Your goal: Give the listing again exactly, omitting its images.

Material supplied:

■ ■ ■ ■

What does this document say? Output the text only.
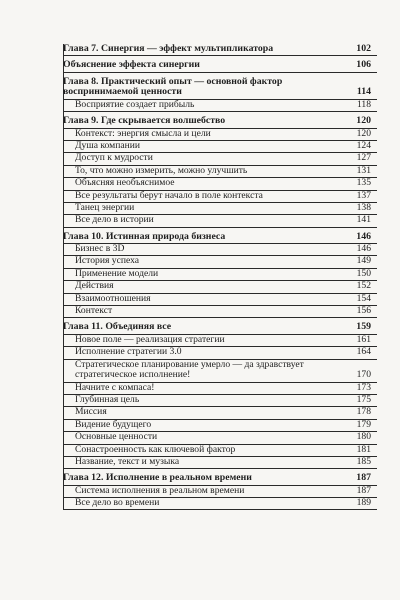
Глава 7. Синергия — эффект мультипликатора	102
Объяснение эффекта синергии	106
Глава 8. Практический опыт — основной фактор воспринимаемой ценности	114
Восприятие создает прибыль	118
Глава 9. Где скрывается волшебство	120
Контекст: энергия смысла и цели	120
Душа компании	124
Доступ к мудрости	127
То, что можно измерить, можно улучшить	131
Объясняя необъяснимое	135
Все результаты берут начало в поле контекста	137
Танец энергии	138
Все дело в истории	141
Глава 10. Истинная природа бизнеса	146
Бизнес в 3D	146
История успеха	149
Применение модели	150
Действия	152
Взаимоотношения	154
Контекст	156
Глава 11. Объединяя все	159
Новое поле — реализация стратегии	161
Исполнение стратегии 3.0	164
Стратегическое планирование умерло — да здравствует стратегическое исполнение!	170
Начните с компаса!	173
Глубинная цель	175
Миссия	178
Видение будущего	179
Основные ценности	180
Сонастроенность как ключевой фактор	181
Название, текст и музыка	185
Глава 12. Исполнение в реальном времени	187
Система исполнения в реальном времени	187
Все дело во времени	189
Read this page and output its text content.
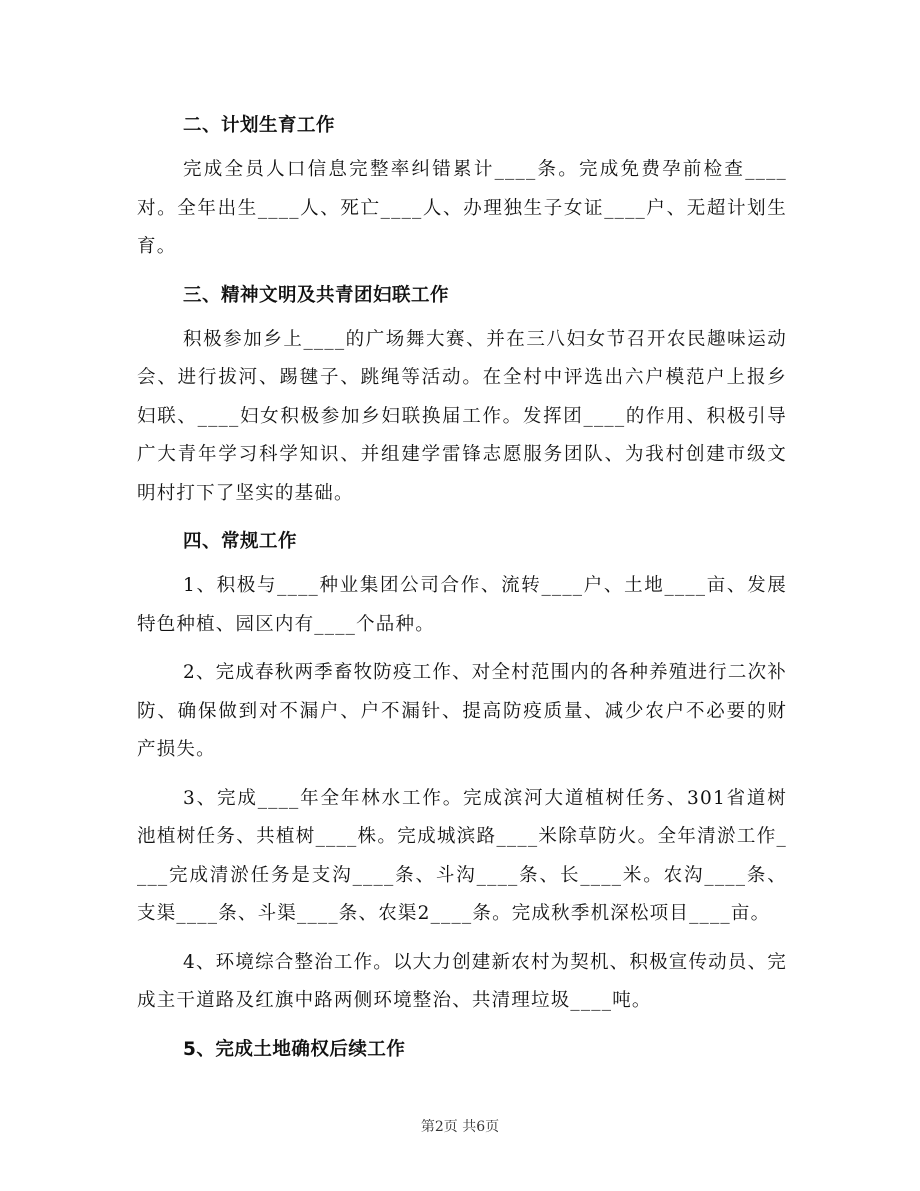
二、计划生育工作

完成全员人口信息完整率纠错累计____条。完成免费孕前检查____对。全年出生____人、死亡____人、办理独生子女证____户、无超计划生育。

三、精神文明及共青团妇联工作

积极参加乡上____的广场舞大赛、并在三八妇女节召开农民趣味运动会、进行拔河、踢毽子、跳绳等活动。在全村中评选出六户模范户上报乡妇联、____妇女积极参加乡妇联换届工作。发挥团____的作用、积极引导广大青年学习科学知识、并组建学雷锋志愿服务团队、为我村创建市级文明村打下了坚实的基础。

四、常规工作

1、积极与____种业集团公司合作、流转____户、土地____亩、发展特色种植、园区内有____个品种。

2、完成春秋两季畜牧防疫工作、对全村范围内的各种养殖进行二次补防、确保做到对不漏户、户不漏针、提高防疫质量、减少农户不必要的财产损失。

3、完成____年全年林水工作。完成滨河大道植树任务、301省道树池植树任务、共植树____株。完成城滨路____米除草防火。全年清淤工作____完成清淤任务是支沟____条、斗沟____条、长____米。农沟____条、支渠____条、斗渠____条、农渠2____条。完成秋季机深松项目____亩。

4、环境综合整治工作。以大力创建新农村为契机、积极宣传动员、完成主干道路及红旗中路两侧环境整治、共清理垃圾____吨。

5、完成土地确权后续工作

第2页 共6页
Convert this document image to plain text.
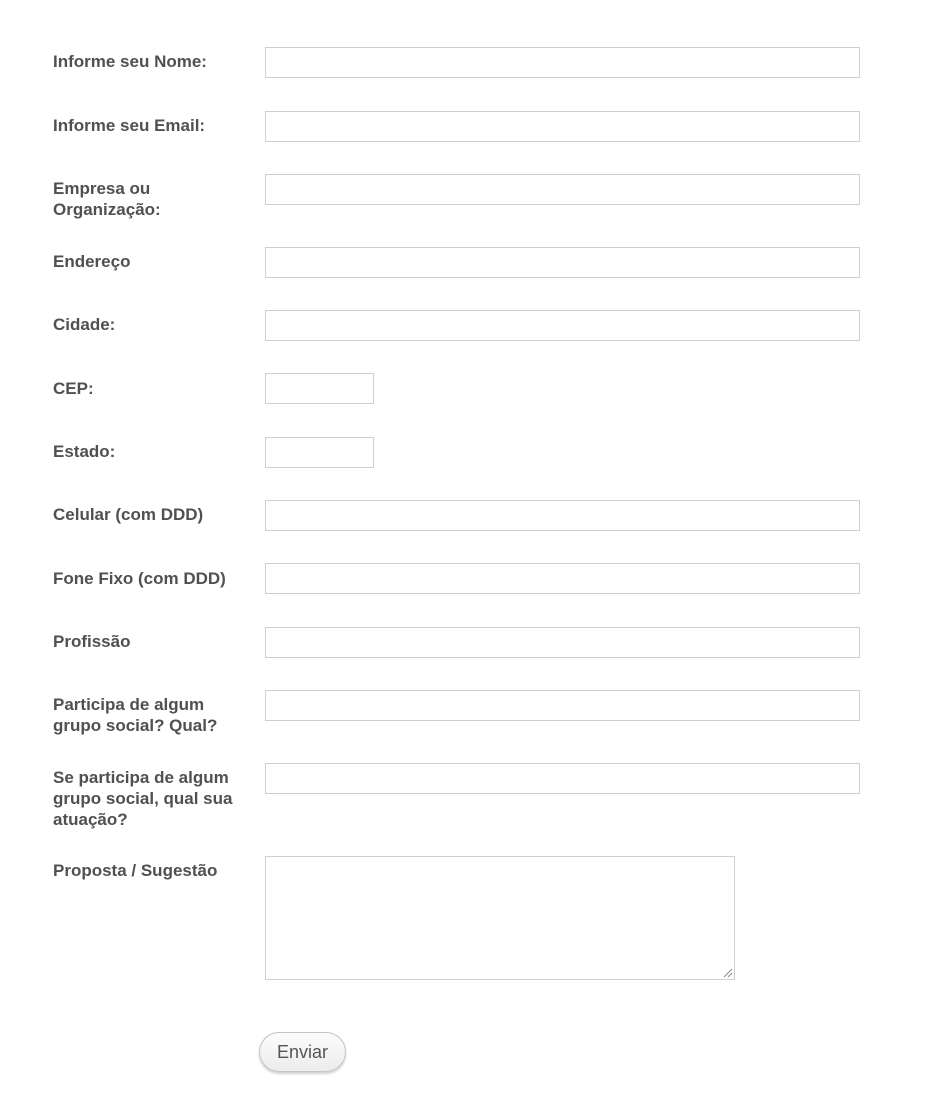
Informe seu Nome:
Informe seu Email:
Empresa ou Organização:
Endereço
Cidade:
CEP:
Estado:
Celular (com DDD)
Fone Fixo (com DDD)
Profissão
Participa de algum grupo social? Qual?
Se participa de algum grupo social, qual sua atuação?
Proposta / Sugestão
Enviar
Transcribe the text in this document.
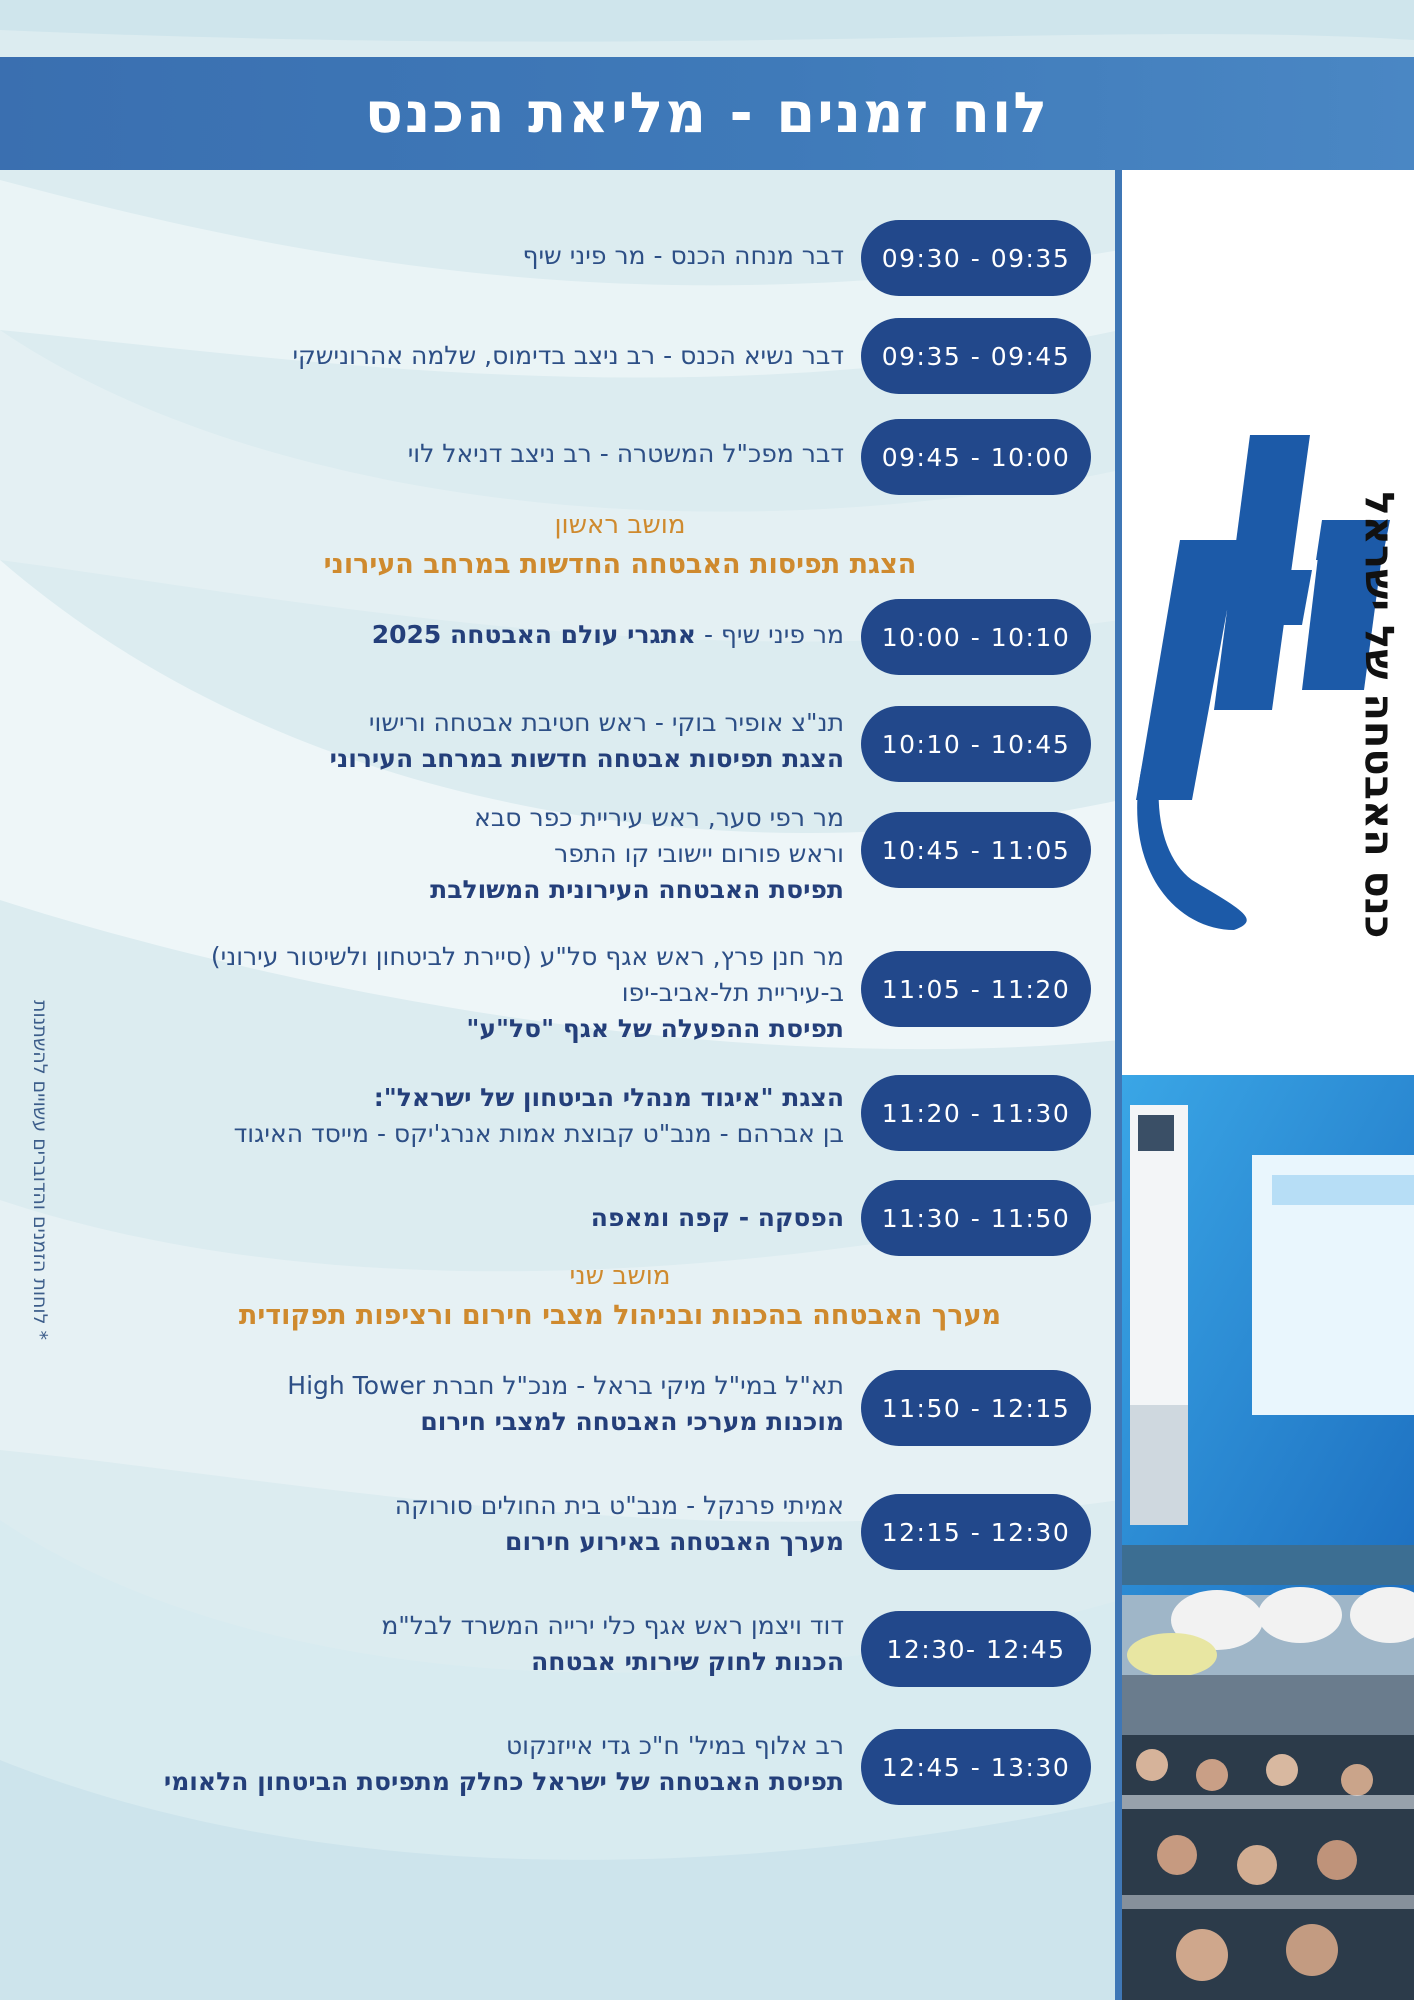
לוח זמנים - מליאת הכנס
כנס האבטחה של ישראל
* לוחות הזמנים והדוברים עשויים להשתנות
09:30 - 09:35
דבר מנחה הכנס - מר פיני שיף
09:35 - 09:45
דבר נשיא הכנס - רב ניצב בדימוס, שלמה אהרונישקי
09:45 - 10:00
דבר מפכ"ל המשטרה - רב ניצב דניאל לוי
מושב ראשון
הצגת תפיסות האבטחה החדשות במרחב העירוני
10:00 - 10:10
מר פיני שיף - אתגרי עולם האבטחה 2025
10:10 - 10:45
תנ"צ אופיר בוקי - ראש חטיבת אבטחה ורישוי
הצגת תפיסות אבטחה חדשות במרחב העירוני
10:45 - 11:05
מר רפי סער, ראש עיריית כפר סבא
וראש פורום יישובי קו התפר
תפיסת האבטחה העירונית המשולבת
11:05 - 11:20
מר חנן פרץ, ראש אגף סל"ע (סיירת לביטחון ולשיטור עירוני)
ב-עיריית תל-אביב-יפו
תפיסת ההפעלה של אגף "סל"ע"
11:20 - 11:30
הצגת "איגוד מנהלי הביטחון של ישראל":
בן אברהם - מנב"ט קבוצת אמות אנרג'יקס - מייסד האיגוד
11:30 - 11:50
הפסקה - קפה ומאפה
מושב שני
מערך האבטחה בהכנות ובניהול מצבי חירום ורציפות תפקודית
11:50 - 12:15
תא"ל במי"ל מיקי בראל - מנכ"ל חברת High Tower
מוכנות מערכי האבטחה למצבי חירום
12:15 - 12:30
אמיתי פרנקל - מנב"ט בית החולים סורוקה
מערך האבטחה באירוע חירום
12:30- 12:45
דוד ויצמן ראש אגף כלי ירייה המשרד לבל"מ
הכנות לחוק שירותי אבטחה
12:45 - 13:30
רב אלוף במיל' ח"כ גדי אייזנקוט
תפיסת האבטחה של ישראל כחלק מתפיסת הביטחון הלאומי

■ ■ ■ ■

Final answer:
What does this document say? Output the text only.
Глава 7. Синергия — эффект мультипликатора	102
Объяснение эффекта синергии	106
Глава 8. Практический опыт — основной фактор воспринимаемой ценности	114
Восприятие создает прибыль	118
Глава 9. Где скрывается волшебство	120
Контекст: энергия смысла и цели	120
Душа компании	124
Доступ к мудрости	127
То, что можно измерить, можно улучшить	131
Объясняя необъяснимое	135
Все результаты берут начало в поле контекста	137
Танец энергии	138
Все дело в истории	141
Глава 10. Истинная природа бизнеса	146
Бизнес в 3D	146
История успеха	149
Применение модели	150
Действия	152
Взаимоотношения	154
Контекст	156
Глава 11. Объединяя все	159
Новое поле — реализация стратегии	161
Исполнение стратегии 3.0	164
Стратегическое планирование умерло — да здравствует стратегическое исполнение!	170
Начните с компаса!	173
Глубинная цель	175
Миссия	178
Видение будущего	179
Основные ценности	180
Сонастроенность как ключевой фактор	181
Название, текст и музыка	185
Глава 12. Исполнение в реальном времени	187
Система исполнения в реальном времени	187
Все дело во времени	189
Read this page and output its text content.
二、计划生育工作

完成全员人口信息完整率纠错累计____条。完成免费孕前检查____对。全年出生____人、死亡____人、办理独生子女证____户、无超计划生育。

三、精神文明及共青团妇联工作

积极参加乡上____的广场舞大赛、并在三八妇女节召开农民趣味运动会、进行拔河、踢毽子、跳绳等活动。在全村中评选出六户模范户上报乡妇联、____妇女积极参加乡妇联换届工作。发挥团____的作用、积极引导广大青年学习科学知识、并组建学雷锋志愿服务团队、为我村创建市级文明村打下了坚实的基础。

四、常规工作

1、积极与____种业集团公司合作、流转____户、土地____亩、发展特色种植、园区内有____个品种。

2、完成春秋两季畜牧防疫工作、对全村范围内的各种养殖进行二次补防、确保做到对不漏户、户不漏针、提高防疫质量、减少农户不必要的财产损失。

3、完成____年全年林水工作。完成滨河大道植树任务、301省道树池植树任务、共植树____株。完成城滨路____米除草防火。全年清淤工作____完成清淤任务是支沟____条、斗沟____条、长____米。农沟____条、支渠____条、斗渠____条、农渠2____条。完成秋季机深松项目____亩。

4、环境综合整治工作。以大力创建新农村为契机、积极宣传动员、完成主干道路及红旗中路两侧环境整治、共清理垃圾____吨。

5、完成土地确权后续工作

第2页 共6页
Convert this document image to plain text.
Informe seu Nome:
Informe seu Email:
Empresa ou Organização:
Endereço
Cidade:
CEP:
Estado:
Celular (com DDD)
Fone Fixo (com DDD)
Profissão
Participa de algum grupo social? Qual?
Se participa de algum grupo social, qual sua atuação?
Proposta / Sugestão
Enviar
Transcribe the text in this document.
לוח זמנים - מליאת הכנס
כנס האבטחה של ישראל
* לוחות הזמנים והדוברים עשויים להשתנות
09:30 - 09:35
דבר מנחה הכנס - מר פיני שיף
09:35 - 09:45
דבר נשיא הכנס - רב ניצב בדימוס, שלמה אהרונישקי
09:45 - 10:00
דבר מפכ"ל המשטרה - רב ניצב דניאל לוי
מושב ראשון
הצגת תפיסות האבטחה החדשות במרחב העירוני
10:00 - 10:10
מר פיני שיף - אתגרי עולם האבטחה 2025
10:10 - 10:45
תנ"צ אופיר בוקי - ראש חטיבת אבטחה ורישוי
הצגת תפיסות אבטחה חדשות במרחב העירוני
10:45 - 11:05
מר רפי סער, ראש עיריית כפר סבא
וראש פורום יישובי קו התפר
תפיסת האבטחה העירונית המשולבת
11:05 - 11:20
מר חנן פרץ, ראש אגף סל"ע (סיירת לביטחון ולשיטור עירוני)
ב-עיריית תל-אביב-יפו
תפיסת ההפעלה של אגף "סל"ע"
11:20 - 11:30
הצגת "איגוד מנהלי הביטחון של ישראל":
בן אברהם - מנב"ט קבוצת אמות אנרג'יקס - מייסד האיגוד
11:30 - 11:50
הפסקה - קפה ומאפה
מושב שני
מערך האבטחה בהכנות ובניהול מצבי חירום ורציפות תפקודית
11:50 - 12:15
תא"ל במי"ל מיקי בראל - מנכ"ל חברת High Tower
מוכנות מערכי האבטחה למצבי חירום
12:15 - 12:30
אמיתי פרנקל - מנב"ט בית החולים סורוקה
מערך האבטחה באירוע חירום
12:30- 12:45
דוד ויצמן ראש אגף כלי ירייה המשרד לבל"מ
הכנות לחוק שירותי אבטחה
12:45 - 13:30
רב אלוף במיל' ח"כ גדי אייזנקוט
תפיסת האבטחה של ישראל כחלק מתפיסת הביטחון הלאומי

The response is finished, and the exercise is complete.